* What to work on
Copy each line of the data below with the word "name".

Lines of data
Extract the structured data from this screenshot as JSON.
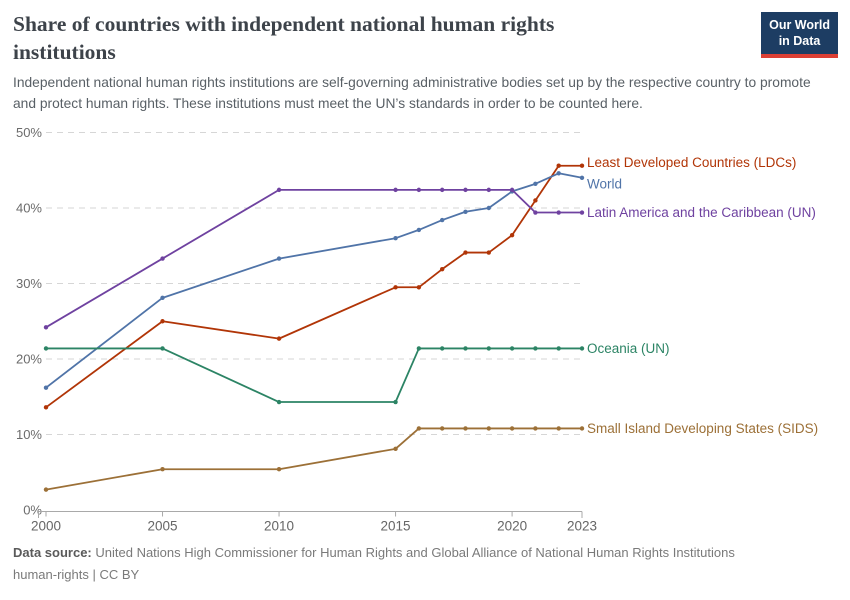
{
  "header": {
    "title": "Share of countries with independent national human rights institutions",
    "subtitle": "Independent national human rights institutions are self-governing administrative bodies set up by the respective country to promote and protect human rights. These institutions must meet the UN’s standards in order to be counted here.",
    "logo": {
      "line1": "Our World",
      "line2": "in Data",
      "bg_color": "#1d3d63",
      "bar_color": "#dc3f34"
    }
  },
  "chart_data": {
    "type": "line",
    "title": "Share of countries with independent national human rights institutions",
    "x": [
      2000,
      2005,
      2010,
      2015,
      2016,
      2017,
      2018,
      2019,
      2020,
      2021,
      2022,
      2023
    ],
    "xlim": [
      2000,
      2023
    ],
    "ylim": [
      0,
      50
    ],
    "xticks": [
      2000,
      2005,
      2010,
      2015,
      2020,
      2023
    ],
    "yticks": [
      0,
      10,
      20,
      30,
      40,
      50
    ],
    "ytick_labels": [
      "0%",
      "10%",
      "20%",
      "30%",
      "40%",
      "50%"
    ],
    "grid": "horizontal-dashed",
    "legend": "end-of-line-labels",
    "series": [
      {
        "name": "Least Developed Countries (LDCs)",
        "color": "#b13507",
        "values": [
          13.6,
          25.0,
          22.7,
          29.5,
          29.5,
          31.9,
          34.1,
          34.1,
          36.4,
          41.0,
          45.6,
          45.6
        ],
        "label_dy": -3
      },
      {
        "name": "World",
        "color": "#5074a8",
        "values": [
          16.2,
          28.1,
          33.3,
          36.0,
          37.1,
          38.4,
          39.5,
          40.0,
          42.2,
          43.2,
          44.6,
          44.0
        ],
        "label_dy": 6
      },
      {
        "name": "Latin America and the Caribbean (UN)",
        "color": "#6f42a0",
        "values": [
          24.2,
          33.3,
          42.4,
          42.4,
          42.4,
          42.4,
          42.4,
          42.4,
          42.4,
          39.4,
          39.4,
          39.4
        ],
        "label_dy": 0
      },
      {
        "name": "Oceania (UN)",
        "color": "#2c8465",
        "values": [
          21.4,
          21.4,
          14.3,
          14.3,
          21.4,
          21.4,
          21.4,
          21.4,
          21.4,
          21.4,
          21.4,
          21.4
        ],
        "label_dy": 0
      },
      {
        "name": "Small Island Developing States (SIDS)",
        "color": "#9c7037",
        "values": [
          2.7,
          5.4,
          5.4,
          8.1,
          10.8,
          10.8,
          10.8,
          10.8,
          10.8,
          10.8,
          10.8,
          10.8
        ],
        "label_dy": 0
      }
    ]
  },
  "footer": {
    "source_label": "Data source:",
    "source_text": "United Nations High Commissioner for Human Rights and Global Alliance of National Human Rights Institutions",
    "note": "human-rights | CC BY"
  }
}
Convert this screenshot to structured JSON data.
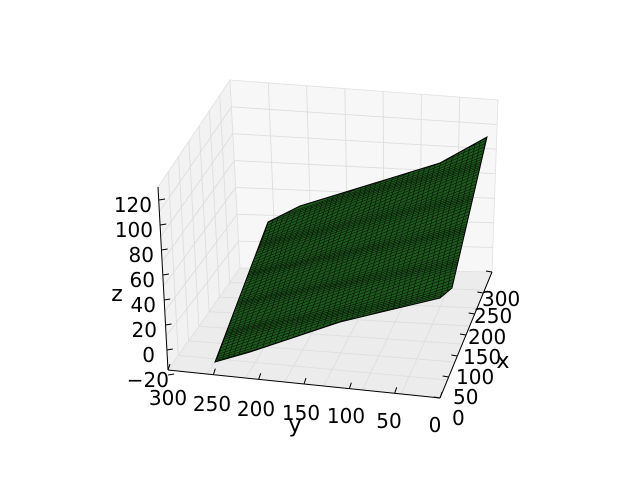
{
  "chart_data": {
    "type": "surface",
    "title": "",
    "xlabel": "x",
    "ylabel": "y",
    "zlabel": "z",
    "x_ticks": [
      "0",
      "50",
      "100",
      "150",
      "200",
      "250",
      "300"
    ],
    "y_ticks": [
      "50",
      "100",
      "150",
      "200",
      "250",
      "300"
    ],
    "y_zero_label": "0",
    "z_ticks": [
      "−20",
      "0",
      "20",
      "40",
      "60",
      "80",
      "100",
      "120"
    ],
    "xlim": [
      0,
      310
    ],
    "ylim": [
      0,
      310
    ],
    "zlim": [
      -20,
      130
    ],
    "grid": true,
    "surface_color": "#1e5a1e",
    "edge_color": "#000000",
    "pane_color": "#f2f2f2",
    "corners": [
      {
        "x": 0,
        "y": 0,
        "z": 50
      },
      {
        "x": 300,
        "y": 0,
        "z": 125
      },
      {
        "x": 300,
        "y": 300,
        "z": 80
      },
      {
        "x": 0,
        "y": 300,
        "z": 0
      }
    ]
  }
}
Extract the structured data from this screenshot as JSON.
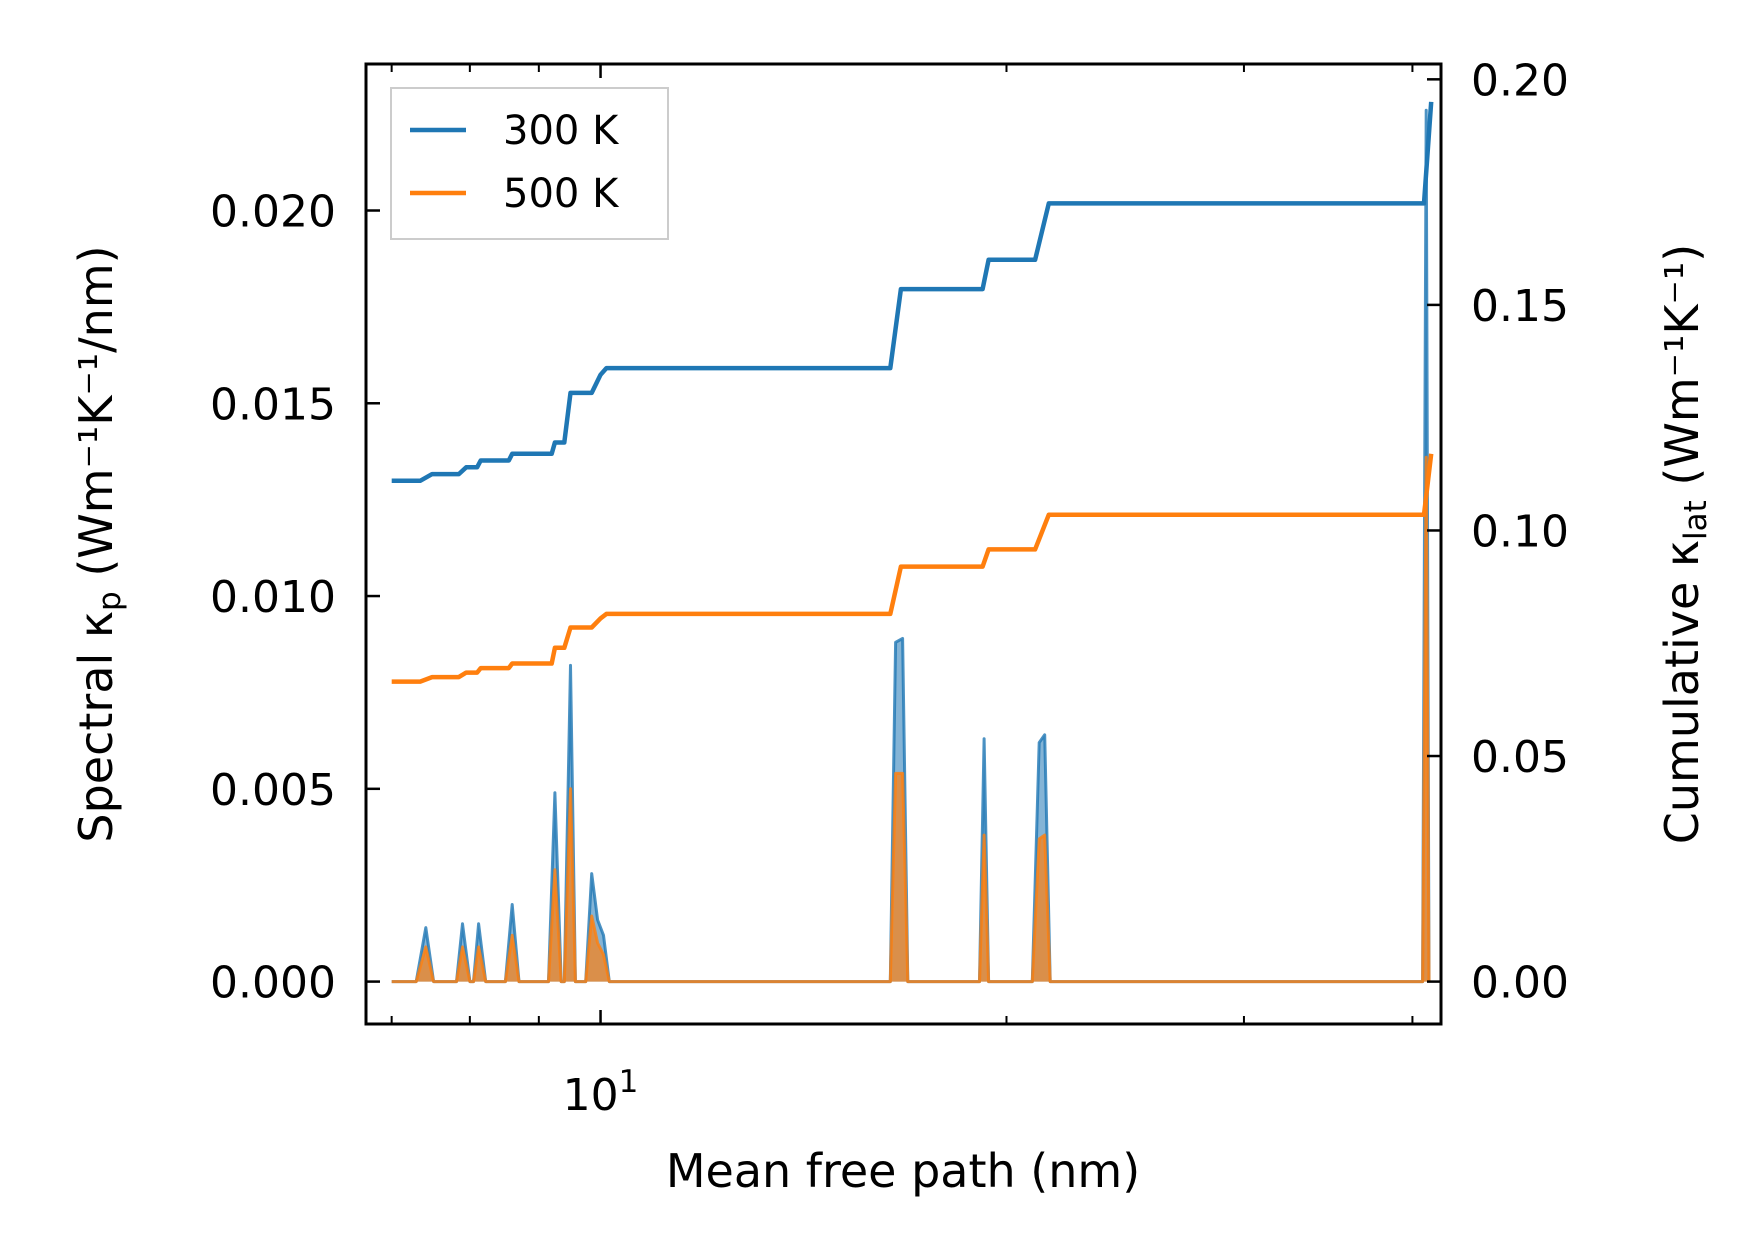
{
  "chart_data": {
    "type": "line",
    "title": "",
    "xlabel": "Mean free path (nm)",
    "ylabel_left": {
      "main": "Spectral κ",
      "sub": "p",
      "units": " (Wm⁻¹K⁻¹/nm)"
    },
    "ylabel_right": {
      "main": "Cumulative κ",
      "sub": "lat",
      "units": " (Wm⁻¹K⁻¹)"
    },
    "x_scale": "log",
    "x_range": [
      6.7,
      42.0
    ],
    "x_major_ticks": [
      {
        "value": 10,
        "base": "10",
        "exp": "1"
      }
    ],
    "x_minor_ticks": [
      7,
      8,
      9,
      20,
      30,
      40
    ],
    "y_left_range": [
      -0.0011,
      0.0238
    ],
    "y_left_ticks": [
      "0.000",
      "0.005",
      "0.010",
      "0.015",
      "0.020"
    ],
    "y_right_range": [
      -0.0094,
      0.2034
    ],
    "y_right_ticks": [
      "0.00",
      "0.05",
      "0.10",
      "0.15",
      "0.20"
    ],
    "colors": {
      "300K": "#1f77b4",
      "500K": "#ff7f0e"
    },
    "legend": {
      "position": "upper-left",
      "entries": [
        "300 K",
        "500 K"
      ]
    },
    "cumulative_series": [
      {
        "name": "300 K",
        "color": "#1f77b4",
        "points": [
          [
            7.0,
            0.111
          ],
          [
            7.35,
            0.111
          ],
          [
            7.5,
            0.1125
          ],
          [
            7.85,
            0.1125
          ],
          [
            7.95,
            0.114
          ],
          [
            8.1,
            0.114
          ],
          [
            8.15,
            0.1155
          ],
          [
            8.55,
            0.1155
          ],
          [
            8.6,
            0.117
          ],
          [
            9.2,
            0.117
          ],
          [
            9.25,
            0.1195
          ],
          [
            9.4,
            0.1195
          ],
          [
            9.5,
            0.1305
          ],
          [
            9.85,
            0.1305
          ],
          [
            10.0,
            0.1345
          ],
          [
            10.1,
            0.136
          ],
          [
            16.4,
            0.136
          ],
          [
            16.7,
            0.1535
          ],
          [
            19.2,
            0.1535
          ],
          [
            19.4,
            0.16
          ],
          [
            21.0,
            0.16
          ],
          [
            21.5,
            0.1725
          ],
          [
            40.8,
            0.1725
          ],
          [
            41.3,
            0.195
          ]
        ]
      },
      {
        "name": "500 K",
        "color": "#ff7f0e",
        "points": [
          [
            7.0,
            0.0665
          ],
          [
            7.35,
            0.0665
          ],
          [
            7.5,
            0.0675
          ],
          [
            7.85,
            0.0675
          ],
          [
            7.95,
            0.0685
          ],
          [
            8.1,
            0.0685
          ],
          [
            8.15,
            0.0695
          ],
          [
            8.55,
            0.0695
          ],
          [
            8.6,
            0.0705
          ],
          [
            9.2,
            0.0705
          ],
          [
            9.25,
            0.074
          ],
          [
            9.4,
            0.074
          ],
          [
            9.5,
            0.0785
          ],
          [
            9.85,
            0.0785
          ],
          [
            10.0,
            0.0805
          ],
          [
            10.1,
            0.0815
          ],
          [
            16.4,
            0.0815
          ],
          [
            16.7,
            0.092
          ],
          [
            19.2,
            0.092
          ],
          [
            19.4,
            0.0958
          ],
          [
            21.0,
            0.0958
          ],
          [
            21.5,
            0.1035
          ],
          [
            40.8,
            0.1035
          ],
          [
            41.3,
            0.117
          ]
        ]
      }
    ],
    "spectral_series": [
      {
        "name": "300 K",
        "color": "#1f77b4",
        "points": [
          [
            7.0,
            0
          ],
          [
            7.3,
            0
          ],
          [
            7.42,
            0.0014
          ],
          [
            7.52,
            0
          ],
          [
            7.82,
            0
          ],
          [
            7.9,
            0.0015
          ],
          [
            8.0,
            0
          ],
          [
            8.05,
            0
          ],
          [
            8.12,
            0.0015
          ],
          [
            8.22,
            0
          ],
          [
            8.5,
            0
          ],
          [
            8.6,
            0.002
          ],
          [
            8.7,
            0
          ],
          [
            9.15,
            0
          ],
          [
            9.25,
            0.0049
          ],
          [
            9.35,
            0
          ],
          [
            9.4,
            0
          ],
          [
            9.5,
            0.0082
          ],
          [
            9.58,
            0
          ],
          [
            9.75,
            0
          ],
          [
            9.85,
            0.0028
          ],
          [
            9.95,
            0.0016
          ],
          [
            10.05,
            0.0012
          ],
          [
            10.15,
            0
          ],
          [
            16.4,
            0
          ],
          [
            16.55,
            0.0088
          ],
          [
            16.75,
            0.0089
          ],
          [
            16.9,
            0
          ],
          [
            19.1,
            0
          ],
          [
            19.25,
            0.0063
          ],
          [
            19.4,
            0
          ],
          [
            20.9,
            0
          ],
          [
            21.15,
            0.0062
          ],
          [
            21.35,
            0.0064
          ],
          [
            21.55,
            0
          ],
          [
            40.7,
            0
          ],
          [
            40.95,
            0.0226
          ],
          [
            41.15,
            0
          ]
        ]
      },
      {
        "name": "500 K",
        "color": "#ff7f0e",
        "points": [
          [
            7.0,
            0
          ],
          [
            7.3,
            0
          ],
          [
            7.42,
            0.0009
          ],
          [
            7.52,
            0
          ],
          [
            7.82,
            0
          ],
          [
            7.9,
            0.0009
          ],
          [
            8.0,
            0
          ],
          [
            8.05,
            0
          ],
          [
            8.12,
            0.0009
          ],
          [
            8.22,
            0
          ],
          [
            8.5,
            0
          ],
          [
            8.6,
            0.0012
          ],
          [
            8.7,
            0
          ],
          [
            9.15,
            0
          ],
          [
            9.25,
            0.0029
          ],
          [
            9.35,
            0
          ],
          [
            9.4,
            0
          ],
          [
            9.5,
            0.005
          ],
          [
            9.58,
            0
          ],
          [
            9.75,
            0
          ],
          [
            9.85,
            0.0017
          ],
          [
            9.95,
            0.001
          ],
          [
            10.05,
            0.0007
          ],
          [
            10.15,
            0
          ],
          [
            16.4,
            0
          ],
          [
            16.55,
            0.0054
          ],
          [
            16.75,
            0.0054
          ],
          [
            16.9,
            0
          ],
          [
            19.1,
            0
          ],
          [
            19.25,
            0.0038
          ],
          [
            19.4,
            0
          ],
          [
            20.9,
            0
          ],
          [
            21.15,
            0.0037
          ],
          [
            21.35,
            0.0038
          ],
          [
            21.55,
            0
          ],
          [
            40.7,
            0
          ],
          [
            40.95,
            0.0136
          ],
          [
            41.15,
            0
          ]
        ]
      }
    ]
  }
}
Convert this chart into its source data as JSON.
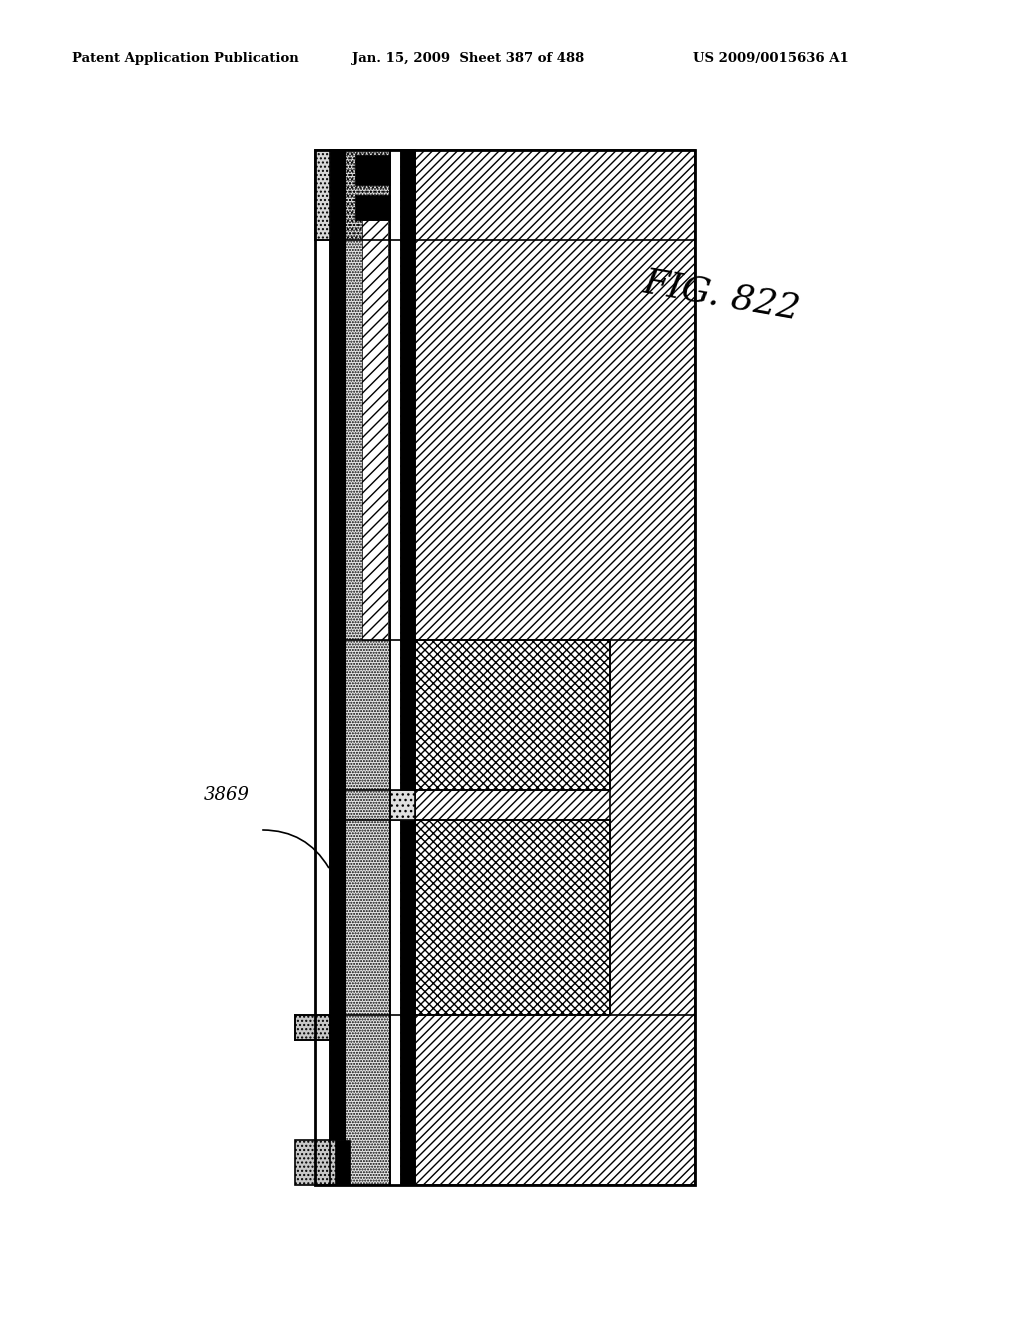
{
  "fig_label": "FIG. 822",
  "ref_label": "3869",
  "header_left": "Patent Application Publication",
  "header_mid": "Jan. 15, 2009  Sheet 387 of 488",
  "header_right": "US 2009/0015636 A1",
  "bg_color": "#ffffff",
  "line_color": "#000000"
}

* Correct answer
        "name": "Least Developed Countries (LDCs)",
        "name": "World",
        "name": "Latin America and the Caribbean (UN)",
        "name": "Oceania (UN)",
        "name": "Small Island Developing States (SIDS)",
        "name": "300 K",
        "name": "500 K",
        "name": "300 K",
        "name": "500 K",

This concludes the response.